--- START ---

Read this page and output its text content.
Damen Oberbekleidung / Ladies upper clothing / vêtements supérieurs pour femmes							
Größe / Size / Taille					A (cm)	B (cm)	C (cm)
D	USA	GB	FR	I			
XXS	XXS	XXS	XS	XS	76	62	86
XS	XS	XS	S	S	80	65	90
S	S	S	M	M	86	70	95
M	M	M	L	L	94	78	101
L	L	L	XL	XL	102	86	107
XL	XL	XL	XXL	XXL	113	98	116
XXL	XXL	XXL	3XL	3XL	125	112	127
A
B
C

--- END ---

_AIM_: Restate each entry exactly, skipping none.

_OUTPUT OF THE TASK_:
Read this page and output its text content.
Damen Oberbekleidung / Ladies upper clothing / vêtements supérieurs pour femmes							
Größe / Size / Taille					A (cm)	B (cm)	C (cm)
D	USA	GB	FR	I			
XXS	XXS	XXS	XS	XS	76	62	86
XS	XS	XS	S	S	80	65	90
S	S	S	M	M	86	70	95
M	M	M	L	L	94	78	101
L	L	L	XL	XL	102	86	107
XL	XL	XL	XXL	XXL	113	98	116
XXL	XXL	XXL	3XL	3XL	125	112	127
A
B
C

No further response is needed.